● **Постановка задачи**: Кто, согласно извлечённому тексту, руководил анатомированием Гитлера?

● **Извлечённый текст**:
● ● ● ● ● ● ●
Распорядилась, чтобы он был обнаружен и извлечен из той ямы и, по угодным истории стечениям обстоятельств, доставлен на судебно-медицинскую экспертизу в помещение клиники Буха, как раз туда, где его, Гитлера, приказом производилась невиданная, растаптывающая человека экспертиза «расовой пригодности», нередко со злодейскими последствиями. И чтобы руководил анатомированием Гитлера не кто иной, как доктор Фауст.
А дальше? На путях установления истины о смерти тирана. Эта загадочная цепь удач…
В самом деле, истории было угодно, в обуздание дьявольщины, темных слухов и легенд, чтобы истина о смерти Гитлера не осталась сокрытой.
● ● ● ● ● ● ●
● **Данные для проверки**:
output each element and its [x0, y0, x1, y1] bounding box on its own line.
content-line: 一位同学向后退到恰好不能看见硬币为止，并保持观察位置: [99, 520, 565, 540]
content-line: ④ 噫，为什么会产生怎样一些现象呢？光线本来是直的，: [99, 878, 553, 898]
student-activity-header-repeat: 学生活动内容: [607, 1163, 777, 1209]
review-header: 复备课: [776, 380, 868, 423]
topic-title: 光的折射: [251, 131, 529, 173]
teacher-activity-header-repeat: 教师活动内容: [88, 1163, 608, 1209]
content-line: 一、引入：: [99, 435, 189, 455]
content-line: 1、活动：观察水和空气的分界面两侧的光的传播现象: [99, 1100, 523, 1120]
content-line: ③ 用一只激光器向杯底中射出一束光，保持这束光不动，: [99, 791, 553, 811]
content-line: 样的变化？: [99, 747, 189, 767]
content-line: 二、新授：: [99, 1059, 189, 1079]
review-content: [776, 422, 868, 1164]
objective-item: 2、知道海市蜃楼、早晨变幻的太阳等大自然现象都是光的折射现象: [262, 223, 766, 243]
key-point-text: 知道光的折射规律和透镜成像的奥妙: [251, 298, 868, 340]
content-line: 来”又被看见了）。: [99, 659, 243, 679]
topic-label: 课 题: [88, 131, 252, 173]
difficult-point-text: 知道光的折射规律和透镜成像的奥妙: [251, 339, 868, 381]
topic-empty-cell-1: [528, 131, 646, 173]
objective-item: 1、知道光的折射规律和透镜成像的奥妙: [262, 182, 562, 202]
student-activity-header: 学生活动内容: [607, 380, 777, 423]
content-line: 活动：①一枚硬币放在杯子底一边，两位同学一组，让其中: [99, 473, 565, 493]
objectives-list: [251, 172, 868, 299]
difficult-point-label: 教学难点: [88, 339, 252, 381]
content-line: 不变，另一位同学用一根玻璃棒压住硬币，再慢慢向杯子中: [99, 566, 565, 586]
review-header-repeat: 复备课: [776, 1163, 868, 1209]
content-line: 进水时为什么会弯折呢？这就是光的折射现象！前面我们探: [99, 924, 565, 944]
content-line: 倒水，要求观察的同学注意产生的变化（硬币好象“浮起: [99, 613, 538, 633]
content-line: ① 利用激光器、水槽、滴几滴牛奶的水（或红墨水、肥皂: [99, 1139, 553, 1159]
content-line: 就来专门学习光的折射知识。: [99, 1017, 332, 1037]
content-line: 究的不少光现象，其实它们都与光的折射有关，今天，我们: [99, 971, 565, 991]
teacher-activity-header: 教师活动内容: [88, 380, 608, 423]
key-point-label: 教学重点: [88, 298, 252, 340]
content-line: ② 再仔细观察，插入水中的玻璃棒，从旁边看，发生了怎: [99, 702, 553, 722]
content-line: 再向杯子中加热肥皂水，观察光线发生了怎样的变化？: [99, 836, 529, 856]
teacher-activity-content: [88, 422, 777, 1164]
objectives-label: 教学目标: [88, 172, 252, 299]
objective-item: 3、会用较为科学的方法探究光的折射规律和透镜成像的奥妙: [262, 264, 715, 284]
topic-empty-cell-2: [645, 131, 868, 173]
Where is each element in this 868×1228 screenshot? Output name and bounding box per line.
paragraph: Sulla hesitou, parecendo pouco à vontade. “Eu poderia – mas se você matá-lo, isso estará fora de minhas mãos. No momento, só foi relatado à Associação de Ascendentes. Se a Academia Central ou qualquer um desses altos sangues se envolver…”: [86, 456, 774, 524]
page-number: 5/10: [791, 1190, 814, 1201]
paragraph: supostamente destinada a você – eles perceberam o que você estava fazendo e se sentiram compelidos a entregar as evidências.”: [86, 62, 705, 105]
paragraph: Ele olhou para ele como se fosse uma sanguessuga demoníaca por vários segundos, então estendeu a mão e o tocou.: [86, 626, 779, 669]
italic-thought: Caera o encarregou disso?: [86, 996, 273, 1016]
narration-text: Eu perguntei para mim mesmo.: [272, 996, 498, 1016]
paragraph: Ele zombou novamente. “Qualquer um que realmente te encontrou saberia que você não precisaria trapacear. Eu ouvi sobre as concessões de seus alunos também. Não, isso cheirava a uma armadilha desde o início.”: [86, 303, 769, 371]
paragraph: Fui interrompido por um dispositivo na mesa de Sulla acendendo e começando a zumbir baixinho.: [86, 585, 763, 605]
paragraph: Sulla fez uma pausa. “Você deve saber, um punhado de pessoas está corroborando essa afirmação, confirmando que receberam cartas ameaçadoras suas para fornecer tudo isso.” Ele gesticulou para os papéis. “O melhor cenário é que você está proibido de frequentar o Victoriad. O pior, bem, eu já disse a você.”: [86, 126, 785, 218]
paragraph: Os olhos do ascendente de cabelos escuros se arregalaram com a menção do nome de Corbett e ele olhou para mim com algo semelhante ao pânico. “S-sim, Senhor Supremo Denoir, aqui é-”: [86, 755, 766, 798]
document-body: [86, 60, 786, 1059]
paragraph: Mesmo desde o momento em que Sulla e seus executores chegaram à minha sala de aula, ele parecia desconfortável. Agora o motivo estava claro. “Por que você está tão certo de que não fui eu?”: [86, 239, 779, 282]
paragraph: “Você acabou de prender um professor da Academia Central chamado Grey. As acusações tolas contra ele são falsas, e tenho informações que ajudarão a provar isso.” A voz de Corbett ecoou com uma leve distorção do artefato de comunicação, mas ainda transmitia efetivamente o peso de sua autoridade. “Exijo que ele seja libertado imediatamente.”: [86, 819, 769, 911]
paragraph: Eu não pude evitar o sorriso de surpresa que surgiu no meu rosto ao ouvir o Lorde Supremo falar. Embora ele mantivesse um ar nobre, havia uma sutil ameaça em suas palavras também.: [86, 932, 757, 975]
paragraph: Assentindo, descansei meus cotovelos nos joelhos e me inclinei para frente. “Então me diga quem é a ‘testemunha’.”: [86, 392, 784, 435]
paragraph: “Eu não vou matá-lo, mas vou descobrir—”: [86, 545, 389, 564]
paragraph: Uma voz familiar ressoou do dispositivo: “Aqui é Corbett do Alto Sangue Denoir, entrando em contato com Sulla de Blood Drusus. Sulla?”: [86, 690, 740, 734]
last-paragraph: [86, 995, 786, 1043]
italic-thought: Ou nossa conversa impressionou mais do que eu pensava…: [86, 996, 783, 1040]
● ● ● ● ● ● ●
● **Выполненное задание**: Доктор Фауст.